## WHAT TO PRODUCE
Below are entries to be transcribed exactly; exclude the pictures from the copy.

## RECORDS PROVIDED

┌──

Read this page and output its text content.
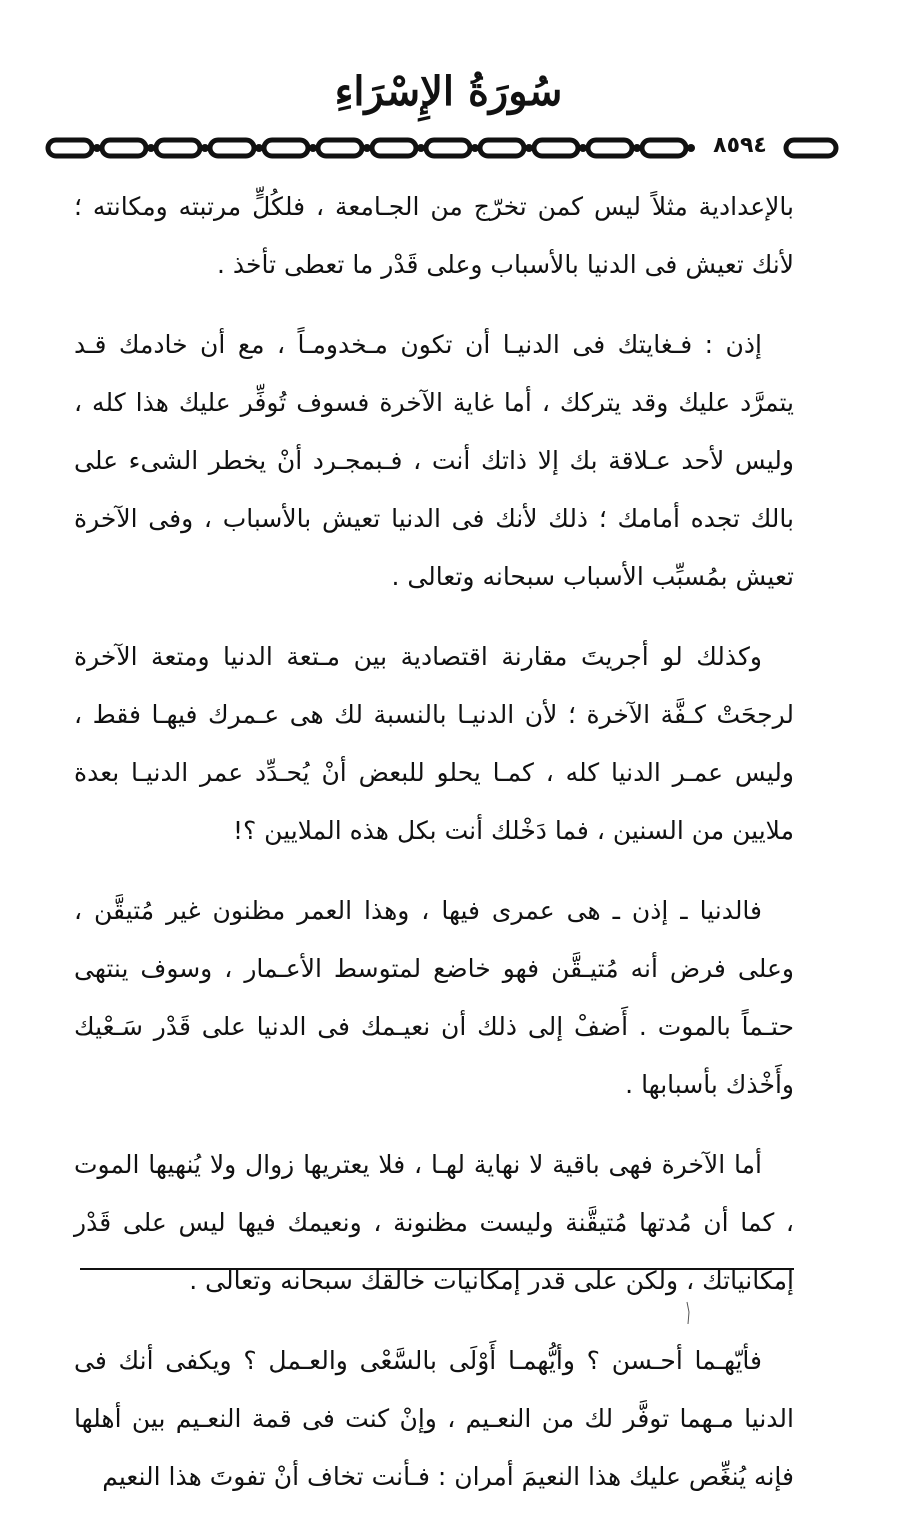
سُورَةُ الإِسْرَاءِ
٨٥٩٤

بالإعدادية مثلاً ليس كمن تخرّج من الجـامعة ، فلكُلٍّ مرتبته ومكانته ؛ لأنك تعيش فى الدنيا بالأسباب وعلى قَدْر ما تعطى تأخذ .

إذن : فـغايتك فى الدنيـا أن تكون مـخدومـاً ، مع أن خادمك قـد يتمرَّد عليك وقد يتركك ، أما غاية الآخرة فسوف تُوفِّر عليك هذا كله ، وليس لأحد عـلاقة بك إلا ذاتك أنت ، فـبمجـرد أنْ يخطر الشىء على بالك تجده أمامك ؛ ذلك لأنك فى الدنيا تعيش بالأسباب ، وفى الآخرة تعيش بمُسبِّب الأسباب سبحانه وتعالى .

وكذلك لو أجريتَ مقارنة اقتصادية بين مـتعة الدنيا ومتعة الآخرة لرجحَتْ كـفَّة الآخرة ؛ لأن الدنيـا بالنسبة لك هى عـمرك فيهـا فقط ، وليس عمـر الدنيا كله ، كمـا يحلو للبعض أنْ يُحـدِّد عمر الدنيـا بعدة ملايين من السنين ، فما دَخْلك أنت بكل هذه الملايين ؟!

فالدنيا ـ إذن ـ هى عمرى فيها ، وهذا العمر مظنون غير مُتيقَّن ، وعلى فرض أنه مُتيـقَّن فهو خاضع لمتوسط الأعـمار ، وسوف ينتهى حتـماً بالموت . أَضفْ إلى ذلك أن نعيـمك فى الدنيا على قَدْر سَـعْيك وأَخْذك بأسبابها .

أما الآخرة فهى باقية لا نهاية لهـا ، فلا يعتريها زوال ولا يُنهيها الموت ، كما أن مُدتها مُتيقَّنة وليست مظنونة ، ونعيمك فيها ليس على قَدْر إمكانياتك ، ولكن على قدر إمكانيات خالقك سبحانه وتعالى .

فأيّهـما أحـسن ؟ وأيُّهمـا أَوْلَى بالسَّعْى والعـمل ؟ ويكفى أنك فى الدنيا مـهما توفَّر لك من النعـيم ، وإنْ كنت فى قمة النعـيم بين أهلها فإنه يُنغِّص عليك هذا النعيمَ أمران : فـأنت تخاف أنْ تفوتَ هذا النعيم
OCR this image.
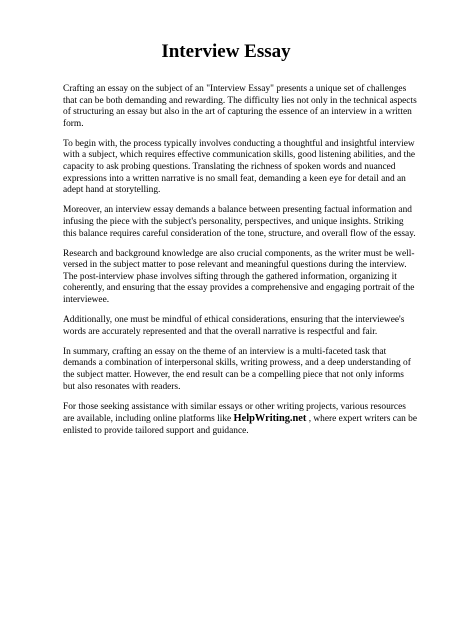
Interview Essay

Crafting an essay on the subject of an "Interview Essay" presents a unique set of challenges that can be both demanding and rewarding. The difficulty lies not only in the technical aspects of structuring an essay but also in the art of capturing the essence of an interview in a written form.

To begin with, the process typically involves conducting a thoughtful and insightful interview with a subject, which requires effective communication skills, good listening abilities, and the capacity to ask probing questions. Translating the richness of spoken words and nuanced expressions into a written narrative is no small feat, demanding a keen eye for detail and an adept hand at storytelling.

Moreover, an interview essay demands a balance between presenting factual information and infusing the piece with the subject's personality, perspectives, and unique insights. Striking this balance requires careful consideration of the tone, structure, and overall flow of the essay.

Research and background knowledge are also crucial components, as the writer must be well-versed in the subject matter to pose relevant and meaningful questions during the interview. The post-interview phase involves sifting through the gathered information, organizing it coherently, and ensuring that the essay provides a comprehensive and engaging portrait of the interviewee.

Additionally, one must be mindful of ethical considerations, ensuring that the interviewee's words are accurately represented and that the overall narrative is respectful and fair.

In summary, crafting an essay on the theme of an interview is a multi-faceted task that demands a combination of interpersonal skills, writing prowess, and a deep understanding of the subject matter. However, the end result can be a compelling piece that not only informs but also resonates with readers.

For those seeking assistance with similar essays or other writing projects, various resources are available, including online platforms like HelpWriting.net , where expert writers can be enlisted to provide tailored support and guidance.
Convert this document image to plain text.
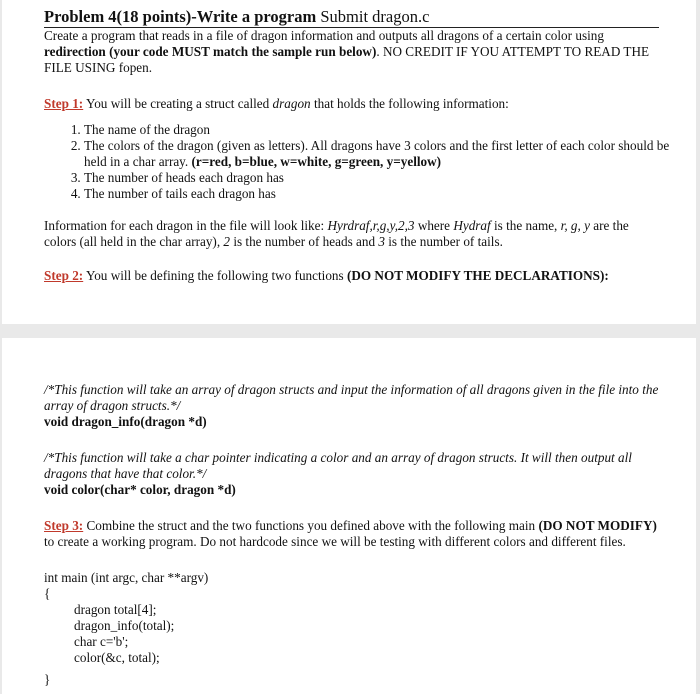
Problem 4(18 points)-Write a program Submit dragon.c

Create a program that reads in a file of dragon information and outputs all dragons of a certain color using redirection (your code MUST match the sample run below). NO CREDIT IF YOU ATTEMPT TO READ THE FILE USING fopen.

Step 1: You will be creating a struct called dragon that holds the following information:

1. The name of the dragon
2. The colors of the dragon (given as letters). All dragons have 3 colors and the first letter of each color should be held in a char array. (r=red, b=blue, w=white, g=green, y=yellow)
3. The number of heads each dragon has
4. The number of tails each dragon has

Information for each dragon in the file will look like: Hyrdraf,r,g,y,2,3 where Hydraf is the name, r, g, y are the colors (all held in the char array), 2 is the number of heads and 3 is the number of tails.

Step 2: You will be defining the following two functions (DO NOT MODIFY THE DECLARATIONS):

/*This function will take an array of dragon structs and input the information of all dragons given in the file into the array of dragon structs.*/

void dragon_info(dragon *d)

/*This function will take a char pointer indicating a color and an array of dragon structs. It will then output all dragons that have that color.*/

void color(char* color, dragon *d)

Step 3: Combine the struct and the two functions you defined above with the following main (DO NOT MODIFY) to create a working program. Do not hardcode since we will be testing with different colors and different files.

int main (int argc, char **argv)
{
dragon total[4];
dragon_info(total);
char c='b';
color(&c, total);
}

└──

## WRITTEN SOLUTION
Read this page and output its text content.
سُورَةُ الإِسْرَاءِ
٨٥٩٤

بالإعدادية مثلاً ليس كمن تخرّج من الجـامعة ، فلكُلٍّ مرتبته ومكانته ؛ لأنك تعيش فى الدنيا بالأسباب وعلى قَدْر ما تعطى تأخذ .

إذن : فـغايتك فى الدنيـا أن تكون مـخدومـاً ، مع أن خادمك قـد يتمرَّد عليك وقد يتركك ، أما غاية الآخرة فسوف تُوفِّر عليك هذا كله ، وليس لأحد عـلاقة بك إلا ذاتك أنت ، فـبمجـرد أنْ يخطر الشىء على بالك تجده أمامك ؛ ذلك لأنك فى الدنيا تعيش بالأسباب ، وفى الآخرة تعيش بمُسبِّب الأسباب سبحانه وتعالى .

وكذلك لو أجريتَ مقارنة اقتصادية بين مـتعة الدنيا ومتعة الآخرة لرجحَتْ كـفَّة الآخرة ؛ لأن الدنيـا بالنسبة لك هى عـمرك فيهـا فقط ، وليس عمـر الدنيا كله ، كمـا يحلو للبعض أنْ يُحـدِّد عمر الدنيـا بعدة ملايين من السنين ، فما دَخْلك أنت بكل هذه الملايين ؟!

فالدنيا ـ إذن ـ هى عمرى فيها ، وهذا العمر مظنون غير مُتيقَّن ، وعلى فرض أنه مُتيـقَّن فهو خاضع لمتوسط الأعـمار ، وسوف ينتهى حتـماً بالموت . أَضفْ إلى ذلك أن نعيـمك فى الدنيا على قَدْر سَـعْيك وأَخْذك بأسبابها .

أما الآخرة فهى باقية لا نهاية لهـا ، فلا يعتريها زوال ولا يُنهيها الموت ، كما أن مُدتها مُتيقَّنة وليست مظنونة ، ونعيمك فيها ليس على قَدْر إمكانياتك ، ولكن على قدر إمكانيات خالقك سبحانه وتعالى .

فأيّهـما أحـسن ؟ وأيُّهمـا أَوْلَى بالسَّعْى والعـمل ؟ ويكفى أنك فى الدنيا مـهما توفَّر لك من النعـيم ، وإنْ كنت فى قمة النعـيم بين أهلها فإنه يُنغِّص عليك هذا النعيمَ أمران : فـأنت تخاف أنْ تفوتَ هذا النعيم
OCR this image.
Interview Essay

Crafting an essay on the subject of an "Interview Essay" presents a unique set of challenges that can be both demanding and rewarding. The difficulty lies not only in the technical aspects of structuring an essay but also in the art of capturing the essence of an interview in a written form.

To begin with, the process typically involves conducting a thoughtful and insightful interview with a subject, which requires effective communication skills, good listening abilities, and the capacity to ask probing questions. Translating the richness of spoken words and nuanced expressions into a written narrative is no small feat, demanding a keen eye for detail and an adept hand at storytelling.

Moreover, an interview essay demands a balance between presenting factual information and infusing the piece with the subject's personality, perspectives, and unique insights. Striking this balance requires careful consideration of the tone, structure, and overall flow of the essay.

Research and background knowledge are also crucial components, as the writer must be well-versed in the subject matter to pose relevant and meaningful questions during the interview. The post-interview phase involves sifting through the gathered information, organizing it coherently, and ensuring that the essay provides a comprehensive and engaging portrait of the interviewee.

Additionally, one must be mindful of ethical considerations, ensuring that the interviewee's words are accurately represented and that the overall narrative is respectful and fair.

In summary, crafting an essay on the theme of an interview is a multi-faceted task that demands a combination of interpersonal skills, writing prowess, and a deep understanding of the subject matter. However, the end result can be a compelling piece that not only informs but also resonates with readers.

For those seeking assistance with similar essays or other writing projects, various resources are available, including online platforms like HelpWriting.net , where expert writers can be enlisted to provide tailored support and guidance.
Convert this document image to plain text.
Problem 4(18 points)-Write a program Submit dragon.c

Create a program that reads in a file of dragon information and outputs all dragons of a certain color using redirection (your code MUST match the sample run below). NO CREDIT IF YOU ATTEMPT TO READ THE FILE USING fopen.

Step 1: You will be creating a struct called dragon that holds the following information:

1. The name of the dragon
2. The colors of the dragon (given as letters). All dragons have 3 colors and the first letter of each color should be held in a char array. (r=red, b=blue, w=white, g=green, y=yellow)
3. The number of heads each dragon has
4. The number of tails each dragon has

Information for each dragon in the file will look like: Hyrdraf,r,g,y,2,3 where Hydraf is the name, r, g, y are the colors (all held in the char array), 2 is the number of heads and 3 is the number of tails.

Step 2: You will be defining the following two functions (DO NOT MODIFY THE DECLARATIONS):

/*This function will take an array of dragon structs and input the information of all dragons given in the file into the array of dragon structs.*/

void dragon_info(dragon *d)

/*This function will take a char pointer indicating a color and an array of dragon structs. It will then output all dragons that have that color.*/

void color(char* color, dragon *d)

Step 3: Combine the struct and the two functions you defined above with the following main (DO NOT MODIFY) to create a working program. Do not hardcode since we will be testing with different colors and different files.

int main (int argc, char **argv)
{
dragon total[4];
dragon_info(total);
char c='b';
color(&c, total);
}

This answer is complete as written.